Stored data entries
================================
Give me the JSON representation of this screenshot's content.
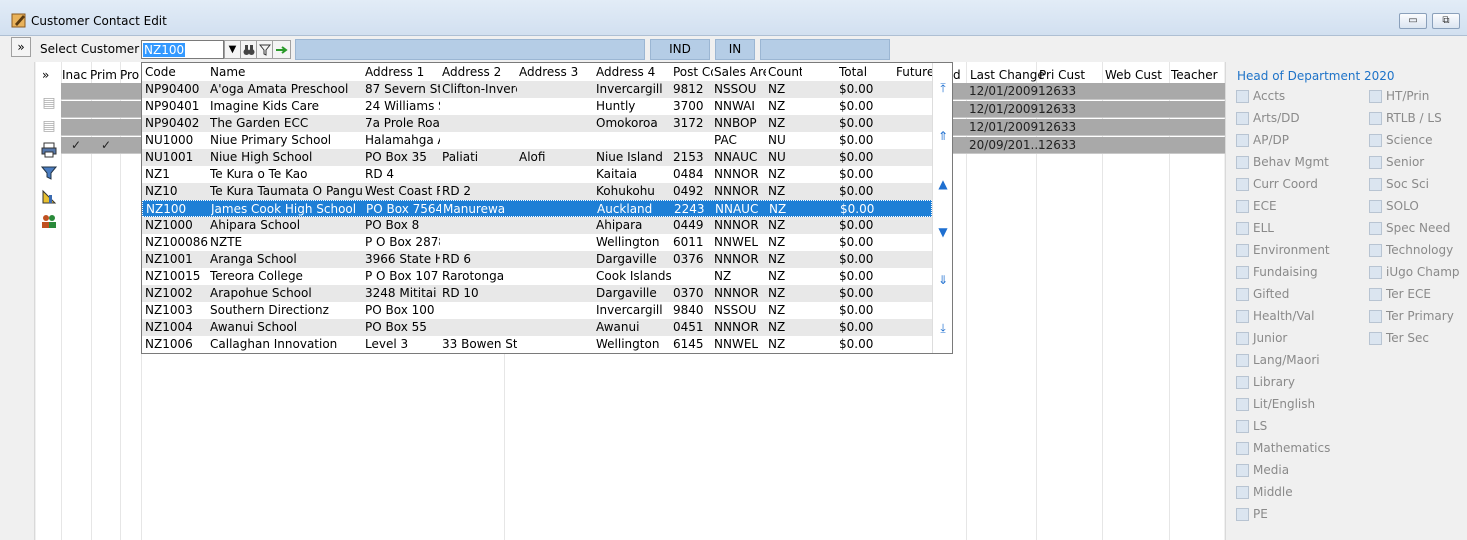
{
  "window": {
    "title": "Customer Contact Edit",
    "minimize_label": "▭",
    "restore_label": "⧉"
  },
  "toolbar": {
    "expand_label": "»",
    "select_customer_label": "Select Customer",
    "customer_value": "NZ100",
    "dropdown_arrow": "▼",
    "ind_label": "IND",
    "in_label": "IN"
  },
  "grid": {
    "expand_label": "»",
    "headers": {
      "inac": "Inac",
      "prim": "Prim",
      "pro": "Pro",
      "d": "d",
      "last_change": "Last Change",
      "pri_cust": "Pri Cust",
      "web_cust": "Web Cust",
      "teacher": "Teacher A"
    },
    "rows": [
      {
        "inac": "",
        "prim": "",
        "last_change": "12/01/2009 ...",
        "pri_cust": "12633"
      },
      {
        "inac": "",
        "prim": "",
        "last_change": "12/01/2009 ...",
        "pri_cust": "12633"
      },
      {
        "inac": "",
        "prim": "",
        "last_change": "12/01/2009 ...",
        "pri_cust": "12633"
      },
      {
        "inac": "✓",
        "prim": "✓",
        "last_change": "20/09/201...",
        "pri_cust": "12633"
      }
    ]
  },
  "dropdown": {
    "headers": {
      "code": "Code",
      "name": "Name",
      "addr1": "Address 1",
      "addr2": "Address 2",
      "addr3": "Address 3",
      "addr4": "Address 4",
      "post": "Post Co",
      "sales": "Sales Area",
      "country": "Count",
      "total": "Total",
      "future": "Future"
    },
    "rows": [
      {
        "code": "NP90400",
        "name": "A'oga Amata Preschool",
        "addr1": "87 Severn Stre",
        "addr2": "Clifton-Inverc",
        "addr3": "",
        "addr4": "Invercargill",
        "post": "9812",
        "sales": "NSSOU",
        "country": "NZ",
        "total": "$0.00"
      },
      {
        "code": "NP90401",
        "name": "Imagine Kids Care",
        "addr1": "24 Williams St",
        "addr2": "",
        "addr3": "",
        "addr4": "Huntly",
        "post": "3700",
        "sales": "NNWAI",
        "country": "NZ",
        "total": "$0.00"
      },
      {
        "code": "NP90402",
        "name": "The Garden ECC",
        "addr1": "7a Prole Road",
        "addr2": "",
        "addr3": "",
        "addr4": "Omokoroa",
        "post": "3172",
        "sales": "NNBOP",
        "country": "NZ",
        "total": "$0.00"
      },
      {
        "code": "NU1000",
        "name": "Niue Primary School",
        "addr1": "Halamahga Al",
        "addr2": "",
        "addr3": "",
        "addr4": "",
        "post": "",
        "sales": "PAC",
        "country": "NU",
        "total": "$0.00"
      },
      {
        "code": "NU1001",
        "name": "Niue High School",
        "addr1": "PO Box 35",
        "addr2": "Paliati",
        "addr3": "Alofi",
        "addr4": "Niue Island",
        "post": "2153",
        "sales": "NNAUC",
        "country": "NU",
        "total": "$0.00"
      },
      {
        "code": "NZ1",
        "name": "Te Kura o Te Kao",
        "addr1": "RD 4",
        "addr2": "",
        "addr3": "",
        "addr4": "Kaitaia",
        "post": "0484",
        "sales": "NNNOR",
        "country": "NZ",
        "total": "$0.00"
      },
      {
        "code": "NZ10",
        "name": "Te Kura Taumata O Panguru",
        "addr1": "West Coast Rc",
        "addr2": "RD 2",
        "addr3": "",
        "addr4": "Kohukohu",
        "post": "0492",
        "sales": "NNNOR",
        "country": "NZ",
        "total": "$0.00"
      },
      {
        "code": "NZ100",
        "name": "James Cook High School",
        "addr1": "PO Box 75647",
        "addr2": "Manurewa",
        "addr3": "",
        "addr4": "Auckland",
        "post": "2243",
        "sales": "NNAUC",
        "country": "NZ",
        "total": "$0.00"
      },
      {
        "code": "NZ1000",
        "name": "Ahipara School",
        "addr1": "PO Box 8",
        "addr2": "",
        "addr3": "",
        "addr4": "Ahipara",
        "post": "0449",
        "sales": "NNNOR",
        "country": "NZ",
        "total": "$0.00"
      },
      {
        "code": "NZ100086",
        "name": "NZTE",
        "addr1": "P O Box 2878",
        "addr2": "",
        "addr3": "",
        "addr4": "Wellington",
        "post": "6011",
        "sales": "NNWEL",
        "country": "NZ",
        "total": "$0.00"
      },
      {
        "code": "NZ1001",
        "name": "Aranga School",
        "addr1": "3966 State Hig",
        "addr2": "RD 6",
        "addr3": "",
        "addr4": "Dargaville",
        "post": "0376",
        "sales": "NNNOR",
        "country": "NZ",
        "total": "$0.00"
      },
      {
        "code": "NZ10015",
        "name": "Tereora College",
        "addr1": "P O Box 107",
        "addr2": "Rarotonga",
        "addr3": "",
        "addr4": "Cook Islands",
        "post": "",
        "sales": "NZ",
        "country": "NZ",
        "total": "$0.00"
      },
      {
        "code": "NZ1002",
        "name": "Arapohue School",
        "addr1": "3248 Mititai Rc",
        "addr2": "RD 10",
        "addr3": "",
        "addr4": "Dargaville",
        "post": "0370",
        "sales": "NNNOR",
        "country": "NZ",
        "total": "$0.00"
      },
      {
        "code": "NZ1003",
        "name": "Southern Directionz",
        "addr1": "PO Box 100",
        "addr2": "",
        "addr3": "",
        "addr4": "Invercargill",
        "post": "9840",
        "sales": "NSSOU",
        "country": "NZ",
        "total": "$0.00"
      },
      {
        "code": "NZ1004",
        "name": "Awanui School",
        "addr1": "PO Box 55",
        "addr2": "",
        "addr3": "",
        "addr4": "Awanui",
        "post": "0451",
        "sales": "NNNOR",
        "country": "NZ",
        "total": "$0.00"
      },
      {
        "code": "NZ1006",
        "name": "Callaghan Innovation",
        "addr1": "Level 3",
        "addr2": "33 Bowen Stre",
        "addr3": "",
        "addr4": "Wellington",
        "post": "6145",
        "sales": "NNWEL",
        "country": "NZ",
        "total": "$0.00"
      }
    ],
    "scroll": {
      "top": "⤒",
      "page_up": "⇑",
      "up": "▲",
      "down": "▼",
      "page_down": "⇓",
      "bottom": "⤓"
    }
  },
  "right_panel": {
    "title": "Head of Department 2020",
    "col1": [
      "Accts",
      "Arts/DD",
      "AP/DP",
      "Behav Mgmt",
      "Curr Coord",
      "ECE",
      "ELL",
      "Environment",
      "Fundaising",
      "Gifted",
      "Health/Val",
      "Junior",
      "Lang/Maori",
      "Library",
      "Lit/English",
      "LS",
      "Mathematics",
      "Media",
      "Middle",
      "PE"
    ],
    "col2": [
      "HT/Prin",
      "RTLB / LS",
      "Science",
      "Senior",
      "Soc Sci",
      "SOLO",
      "Spec Need",
      "Technology",
      "iUgo Champ",
      "Ter ECE",
      "Ter Primary",
      "Ter Sec"
    ]
  },
  "colors": {
    "selection": "#1e7fd6",
    "accent": "#1e73c8",
    "grid_row": "#a9a9a9"
  }
}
================================
• [What you have to do]:
Pictures don't belong in the copy. Transcribe every record exactly as it appears.

• [Result]:
Give me the JSON representation of this screenshot's content.
{
  "window": {
    "title": "Customer Contact Edit",
    "minimize_label": "▭",
    "restore_label": "⧉"
  },
  "toolbar": {
    "expand_label": "»",
    "select_customer_label": "Select Customer",
    "customer_value": "NZ100",
    "dropdown_arrow": "▼",
    "ind_label": "IND",
    "in_label": "IN"
  },
  "grid": {
    "expand_label": "»",
    "headers": {
      "inac": "Inac",
      "prim": "Prim",
      "pro": "Pro",
      "d": "d",
      "last_change": "Last Change",
      "pri_cust": "Pri Cust",
      "web_cust": "Web Cust",
      "teacher": "Teacher A"
    },
    "rows": [
      {
        "inac": "",
        "prim": "",
        "last_change": "12/01/2009 ...",
        "pri_cust": "12633"
      },
      {
        "inac": "",
        "prim": "",
        "last_change": "12/01/2009 ...",
        "pri_cust": "12633"
      },
      {
        "inac": "",
        "prim": "",
        "last_change": "12/01/2009 ...",
        "pri_cust": "12633"
      },
      {
        "inac": "✓",
        "prim": "✓",
        "last_change": "20/09/201...",
        "pri_cust": "12633"
      }
    ]
  },
  "dropdown": {
    "headers": {
      "code": "Code",
      "name": "Name",
      "addr1": "Address 1",
      "addr2": "Address 2",
      "addr3": "Address 3",
      "addr4": "Address 4",
      "post": "Post Co",
      "sales": "Sales Area",
      "country": "Count",
      "total": "Total",
      "future": "Future"
    },
    "rows": [
      {
        "code": "NP90400",
        "name": "A'oga Amata Preschool",
        "addr1": "87 Severn Stre",
        "addr2": "Clifton-Inverc",
        "addr3": "",
        "addr4": "Invercargill",
        "post": "9812",
        "sales": "NSSOU",
        "country": "NZ",
        "total": "$0.00"
      },
      {
        "code": "NP90401",
        "name": "Imagine Kids Care",
        "addr1": "24 Williams St",
        "addr2": "",
        "addr3": "",
        "addr4": "Huntly",
        "post": "3700",
        "sales": "NNWAI",
        "country": "NZ",
        "total": "$0.00"
      },
      {
        "code": "NP90402",
        "name": "The Garden ECC",
        "addr1": "7a Prole Road",
        "addr2": "",
        "addr3": "",
        "addr4": "Omokoroa",
        "post": "3172",
        "sales": "NNBOP",
        "country": "NZ",
        "total": "$0.00"
      },
      {
        "code": "NU1000",
        "name": "Niue Primary School",
        "addr1": "Halamahga Al",
        "addr2": "",
        "addr3": "",
        "addr4": "",
        "post": "",
        "sales": "PAC",
        "country": "NU",
        "total": "$0.00"
      },
      {
        "code": "NU1001",
        "name": "Niue High School",
        "addr1": "PO Box 35",
        "addr2": "Paliati",
        "addr3": "Alofi",
        "addr4": "Niue Island",
        "post": "2153",
        "sales": "NNAUC",
        "country": "NU",
        "total": "$0.00"
      },
      {
        "code": "NZ1",
        "name": "Te Kura o Te Kao",
        "addr1": "RD 4",
        "addr2": "",
        "addr3": "",
        "addr4": "Kaitaia",
        "post": "0484",
        "sales": "NNNOR",
        "country": "NZ",
        "total": "$0.00"
      },
      {
        "code": "NZ10",
        "name": "Te Kura Taumata O Panguru",
        "addr1": "West Coast Rc",
        "addr2": "RD 2",
        "addr3": "",
        "addr4": "Kohukohu",
        "post": "0492",
        "sales": "NNNOR",
        "country": "NZ",
        "total": "$0.00"
      },
      {
        "code": "NZ100",
        "name": "James Cook High School",
        "addr1": "PO Box 75647",
        "addr2": "Manurewa",
        "addr3": "",
        "addr4": "Auckland",
        "post": "2243",
        "sales": "NNAUC",
        "country": "NZ",
        "total": "$0.00"
      },
      {
        "code": "NZ1000",
        "name": "Ahipara School",
        "addr1": "PO Box 8",
        "addr2": "",
        "addr3": "",
        "addr4": "Ahipara",
        "post": "0449",
        "sales": "NNNOR",
        "country": "NZ",
        "total": "$0.00"
      },
      {
        "code": "NZ100086",
        "name": "NZTE",
        "addr1": "P O Box 2878",
        "addr2": "",
        "addr3": "",
        "addr4": "Wellington",
        "post": "6011",
        "sales": "NNWEL",
        "country": "NZ",
        "total": "$0.00"
      },
      {
        "code": "NZ1001",
        "name": "Aranga School",
        "addr1": "3966 State Hig",
        "addr2": "RD 6",
        "addr3": "",
        "addr4": "Dargaville",
        "post": "0376",
        "sales": "NNNOR",
        "country": "NZ",
        "total": "$0.00"
      },
      {
        "code": "NZ10015",
        "name": "Tereora College",
        "addr1": "P O Box 107",
        "addr2": "Rarotonga",
        "addr3": "",
        "addr4": "Cook Islands",
        "post": "",
        "sales": "NZ",
        "country": "NZ",
        "total": "$0.00"
      },
      {
        "code": "NZ1002",
        "name": "Arapohue School",
        "addr1": "3248 Mititai Rc",
        "addr2": "RD 10",
        "addr3": "",
        "addr4": "Dargaville",
        "post": "0370",
        "sales": "NNNOR",
        "country": "NZ",
        "total": "$0.00"
      },
      {
        "code": "NZ1003",
        "name": "Southern Directionz",
        "addr1": "PO Box 100",
        "addr2": "",
        "addr3": "",
        "addr4": "Invercargill",
        "post": "9840",
        "sales": "NSSOU",
        "country": "NZ",
        "total": "$0.00"
      },
      {
        "code": "NZ1004",
        "name": "Awanui School",
        "addr1": "PO Box 55",
        "addr2": "",
        "addr3": "",
        "addr4": "Awanui",
        "post": "0451",
        "sales": "NNNOR",
        "country": "NZ",
        "total": "$0.00"
      },
      {
        "code": "NZ1006",
        "name": "Callaghan Innovation",
        "addr1": "Level 3",
        "addr2": "33 Bowen Stre",
        "addr3": "",
        "addr4": "Wellington",
        "post": "6145",
        "sales": "NNWEL",
        "country": "NZ",
        "total": "$0.00"
      }
    ],
    "scroll": {
      "top": "⤒",
      "page_up": "⇑",
      "up": "▲",
      "down": "▼",
      "page_down": "⇓",
      "bottom": "⤓"
    }
  },
  "right_panel": {
    "title": "Head of Department 2020",
    "col1": [
      "Accts",
      "Arts/DD",
      "AP/DP",
      "Behav Mgmt",
      "Curr Coord",
      "ECE",
      "ELL",
      "Environment",
      "Fundaising",
      "Gifted",
      "Health/Val",
      "Junior",
      "Lang/Maori",
      "Library",
      "Lit/English",
      "LS",
      "Mathematics",
      "Media",
      "Middle",
      "PE"
    ],
    "col2": [
      "HT/Prin",
      "RTLB / LS",
      "Science",
      "Senior",
      "Soc Sci",
      "SOLO",
      "Spec Need",
      "Technology",
      "iUgo Champ",
      "Ter ECE",
      "Ter Primary",
      "Ter Sec"
    ]
  },
  "colors": {
    "selection": "#1e7fd6",
    "accent": "#1e73c8",
    "grid_row": "#a9a9a9"
  }
}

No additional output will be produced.